▸ Part of a data file:
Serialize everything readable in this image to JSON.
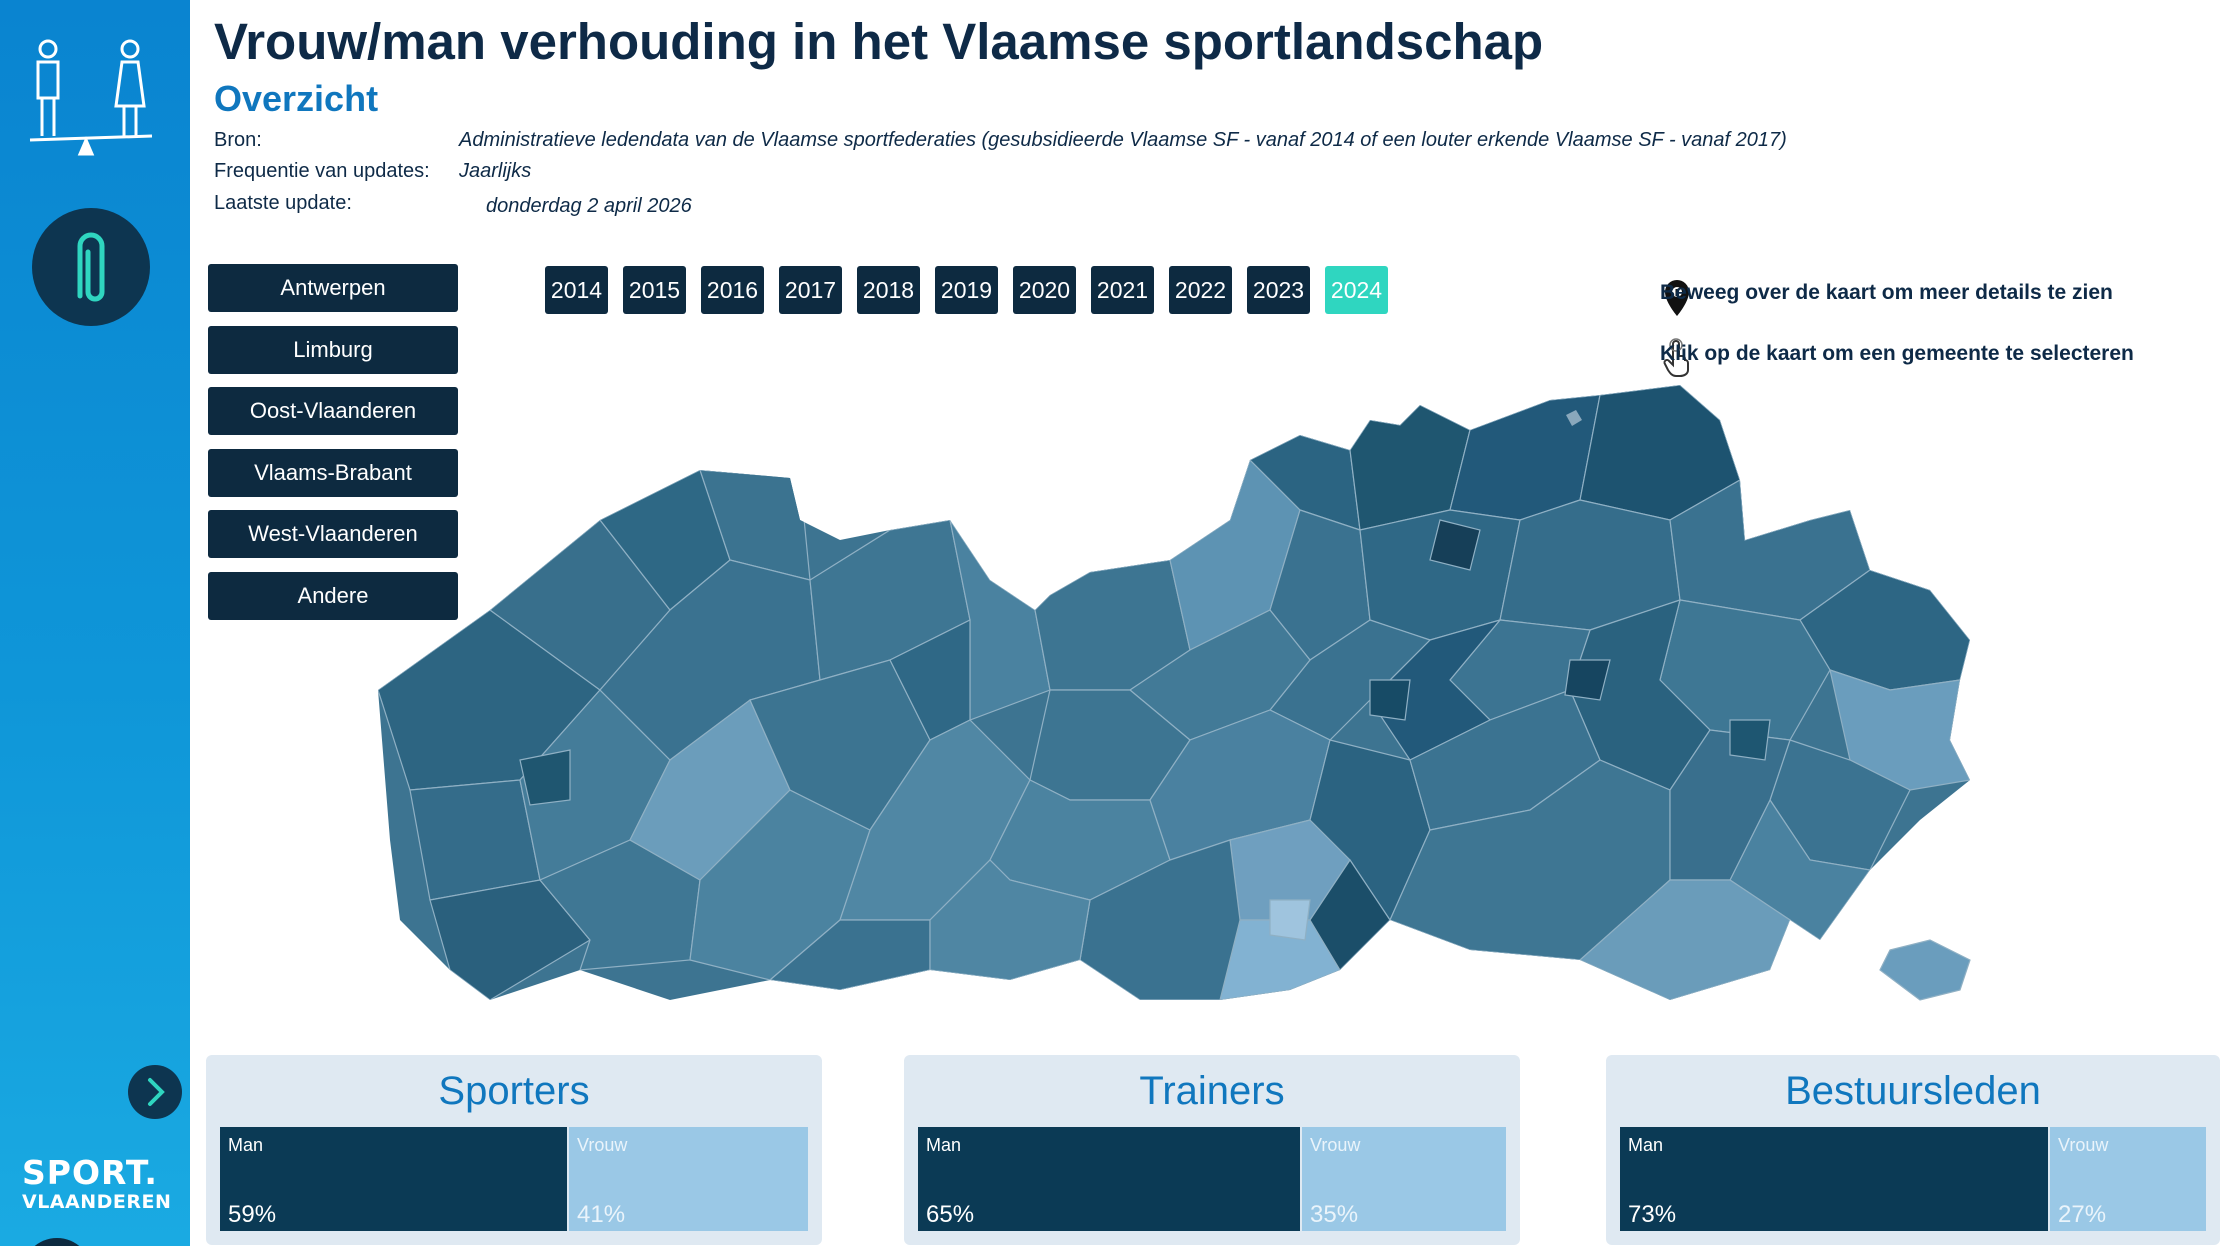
{
  "header": {
    "title": "Vrouw/man verhouding in het Vlaamse sportlandschap",
    "subtitle": "Overzicht",
    "source_label": "Bron:",
    "source_value": "Administratieve ledendata van de Vlaamse sportfederaties (gesubsidieerde Vlaamse SF - vanaf 2014 of een louter erkende Vlaamse SF - vanaf 2017)",
    "frequency_label": "Frequentie van updates:",
    "frequency_value": "Jaarlijks",
    "update_label": "Laatste update:",
    "update_value": "donderdag 2 april 2026"
  },
  "provinces": [
    "Antwerpen",
    "Limburg",
    "Oost-Vlaanderen",
    "Vlaams-Brabant",
    "West-Vlaanderen",
    "Andere"
  ],
  "years": [
    "2014",
    "2015",
    "2016",
    "2017",
    "2018",
    "2019",
    "2020",
    "2021",
    "2022",
    "2023",
    "2024"
  ],
  "selected_year": "2024",
  "hints": {
    "hover": "Beweeg over de kaart om meer details te zien",
    "click": "Klik op de kaart om een gemeente te selecteren"
  },
  "logo": {
    "line1": "SPORT.",
    "line2": "VLAANDEREN"
  },
  "cards": [
    {
      "title": "Sporters",
      "man_label": "Man",
      "man_pct": "59%",
      "man_share": 0.59,
      "vrouw_label": "Vrouw",
      "vrouw_pct": "41%",
      "vrouw_share": 0.41
    },
    {
      "title": "Trainers",
      "man_label": "Man",
      "man_pct": "65%",
      "man_share": 0.65,
      "vrouw_label": "Vrouw",
      "vrouw_pct": "35%",
      "vrouw_share": 0.35
    },
    {
      "title": "Bestuursleden",
      "man_label": "Man",
      "man_pct": "73%",
      "man_share": 0.73,
      "vrouw_label": "Vrouw",
      "vrouw_pct": "27%",
      "vrouw_share": 0.27
    }
  ],
  "colors": {
    "sidebar": "#0a84d0",
    "button_dark": "#0d2a40",
    "year_active": "#2fd6c0",
    "accent_blue": "#1077be",
    "man_bar": "#0b3a55",
    "vrouw_bar": "#9ac8e6",
    "map_dark": "#1f5670",
    "map_mid": "#3d7491",
    "map_light": "#7fb0cf"
  }
}
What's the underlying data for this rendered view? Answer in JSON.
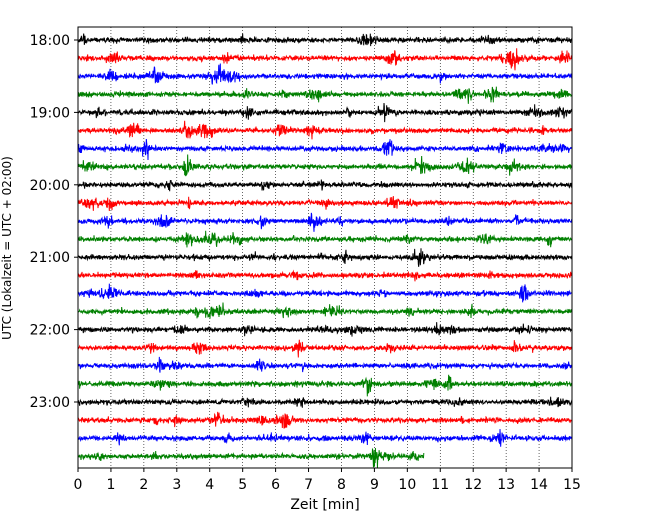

▸ Aim of the task:
Repeat every record precisely. Any picture among them stays out of the copy.

▸ Task response:
Serialize everything readable in this image to JSON.
{
  "header": {
    "title": "Vrouw/man verhouding in het Vlaamse sportlandschap",
    "subtitle": "Overzicht",
    "source_label": "Bron:",
    "source_value": "Administratieve ledendata van de Vlaamse sportfederaties (gesubsidieerde Vlaamse SF - vanaf 2014 of een louter erkende Vlaamse SF - vanaf 2017)",
    "frequency_label": "Frequentie van updates:",
    "frequency_value": "Jaarlijks",
    "update_label": "Laatste update:",
    "update_value": "donderdag 2 april 2026"
  },
  "provinces": [
    "Antwerpen",
    "Limburg",
    "Oost-Vlaanderen",
    "Vlaams-Brabant",
    "West-Vlaanderen",
    "Andere"
  ],
  "years": [
    "2014",
    "2015",
    "2016",
    "2017",
    "2018",
    "2019",
    "2020",
    "2021",
    "2022",
    "2023",
    "2024"
  ],
  "selected_year": "2024",
  "hints": {
    "hover": "Beweeg over de kaart om meer details te zien",
    "click": "Klik op de kaart om een gemeente te selecteren"
  },
  "logo": {
    "line1": "SPORT.",
    "line2": "VLAANDEREN"
  },
  "cards": [
    {
      "title": "Sporters",
      "man_label": "Man",
      "man_pct": "59%",
      "man_share": 0.59,
      "vrouw_label": "Vrouw",
      "vrouw_pct": "41%",
      "vrouw_share": 0.41
    },
    {
      "title": "Trainers",
      "man_label": "Man",
      "man_pct": "65%",
      "man_share": 0.65,
      "vrouw_label": "Vrouw",
      "vrouw_pct": "35%",
      "vrouw_share": 0.35
    },
    {
      "title": "Bestuursleden",
      "man_label": "Man",
      "man_pct": "73%",
      "man_share": 0.73,
      "vrouw_label": "Vrouw",
      "vrouw_pct": "27%",
      "vrouw_share": 0.27
    }
  ],
  "colors": {
    "sidebar": "#0a84d0",
    "button_dark": "#0d2a40",
    "year_active": "#2fd6c0",
    "accent_blue": "#1077be",
    "man_bar": "#0b3a55",
    "vrouw_bar": "#9ac8e6",
    "map_dark": "#1f5670",
    "map_mid": "#3d7491",
    "map_light": "#7fb0cf"
  }
}
What's the underlying data for this rendered view? Answer in JSON.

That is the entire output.